EXCERPTED RECORDS -
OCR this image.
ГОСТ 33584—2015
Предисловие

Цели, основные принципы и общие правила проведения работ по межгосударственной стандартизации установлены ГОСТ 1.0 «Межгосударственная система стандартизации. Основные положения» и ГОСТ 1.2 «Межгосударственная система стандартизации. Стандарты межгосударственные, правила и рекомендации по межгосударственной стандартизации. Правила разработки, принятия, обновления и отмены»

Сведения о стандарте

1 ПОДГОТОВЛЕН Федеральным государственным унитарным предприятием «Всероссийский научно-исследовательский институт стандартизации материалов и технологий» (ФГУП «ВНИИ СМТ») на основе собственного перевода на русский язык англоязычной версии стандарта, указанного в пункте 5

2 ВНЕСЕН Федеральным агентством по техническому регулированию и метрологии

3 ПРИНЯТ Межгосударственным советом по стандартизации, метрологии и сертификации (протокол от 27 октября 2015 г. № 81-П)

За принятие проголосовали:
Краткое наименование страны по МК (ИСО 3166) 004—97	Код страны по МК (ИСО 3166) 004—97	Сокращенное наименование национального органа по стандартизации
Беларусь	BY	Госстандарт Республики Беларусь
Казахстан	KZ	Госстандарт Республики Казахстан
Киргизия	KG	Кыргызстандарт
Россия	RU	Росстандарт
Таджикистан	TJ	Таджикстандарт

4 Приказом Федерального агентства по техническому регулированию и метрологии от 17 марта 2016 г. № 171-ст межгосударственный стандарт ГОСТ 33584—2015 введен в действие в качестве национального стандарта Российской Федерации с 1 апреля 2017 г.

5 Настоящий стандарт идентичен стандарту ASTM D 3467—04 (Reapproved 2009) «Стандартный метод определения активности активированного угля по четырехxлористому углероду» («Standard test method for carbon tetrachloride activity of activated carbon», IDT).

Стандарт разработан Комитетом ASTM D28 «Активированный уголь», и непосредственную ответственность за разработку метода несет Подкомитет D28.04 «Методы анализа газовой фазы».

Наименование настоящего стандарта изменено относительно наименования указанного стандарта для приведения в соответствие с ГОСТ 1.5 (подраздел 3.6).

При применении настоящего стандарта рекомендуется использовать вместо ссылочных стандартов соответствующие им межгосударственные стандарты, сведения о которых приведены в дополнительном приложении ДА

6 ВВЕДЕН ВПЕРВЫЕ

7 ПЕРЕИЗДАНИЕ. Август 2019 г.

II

WRITTEN REQUEST -
Each line must be given again exactly as written above.

RIGHT ANSWER -
OCR this image.
ГОСТ 33584—2015
Предисловие

Цели, основные принципы и общие правила проведения работ по межгосударственной стандартизации установлены ГОСТ 1.0 «Межгосударственная система стандартизации. Основные положения» и ГОСТ 1.2 «Межгосударственная система стандартизации. Стандарты межгосударственные, правила и рекомендации по межгосударственной стандартизации. Правила разработки, принятия, обновления и отмены»

Сведения о стандарте

1 ПОДГОТОВЛЕН Федеральным государственным унитарным предприятием «Всероссийский научно-исследовательский институт стандартизации материалов и технологий» (ФГУП «ВНИИ СМТ») на основе собственного перевода на русский язык англоязычной версии стандарта, указанного в пункте 5

2 ВНЕСЕН Федеральным агентством по техническому регулированию и метрологии

3 ПРИНЯТ Межгосударственным советом по стандартизации, метрологии и сертификации (протокол от 27 октября 2015 г. № 81-П)

За принятие проголосовали:
Краткое наименование страны по МК (ИСО 3166) 004—97	Код страны по МК (ИСО 3166) 004—97	Сокращенное наименование национального органа по стандартизации
Беларусь	BY	Госстандарт Республики Беларусь
Казахстан	KZ	Госстандарт Республики Казахстан
Киргизия	KG	Кыргызстандарт
Россия	RU	Росстандарт
Таджикистан	TJ	Таджикстандарт

4 Приказом Федерального агентства по техническому регулированию и метрологии от 17 марта 2016 г. № 171-ст межгосударственный стандарт ГОСТ 33584—2015 введен в действие в качестве национального стандарта Российской Федерации с 1 апреля 2017 г.

5 Настоящий стандарт идентичен стандарту ASTM D 3467—04 (Reapproved 2009) «Стандартный метод определения активности активированного угля по четырехxлористому углероду» («Standard test method for carbon tetrachloride activity of activated carbon», IDT).

Стандарт разработан Комитетом ASTM D28 «Активированный уголь», и непосредственную ответственность за разработку метода несет Подкомитет D28.04 «Методы анализа газовой фазы».

Наименование настоящего стандарта изменено относительно наименования указанного стандарта для приведения в соответствие с ГОСТ 1.5 (подраздел 3.6).

При применении настоящего стандарта рекомендуется использовать вместо ссылочных стандартов соответствующие им межгосударственные стандарты, сведения о которых приведены в дополнительном приложении ДА

6 ВВЕДЕН ВПЕРВЫЕ

7 ПЕРЕИЗДАНИЕ. Август 2019 г.

II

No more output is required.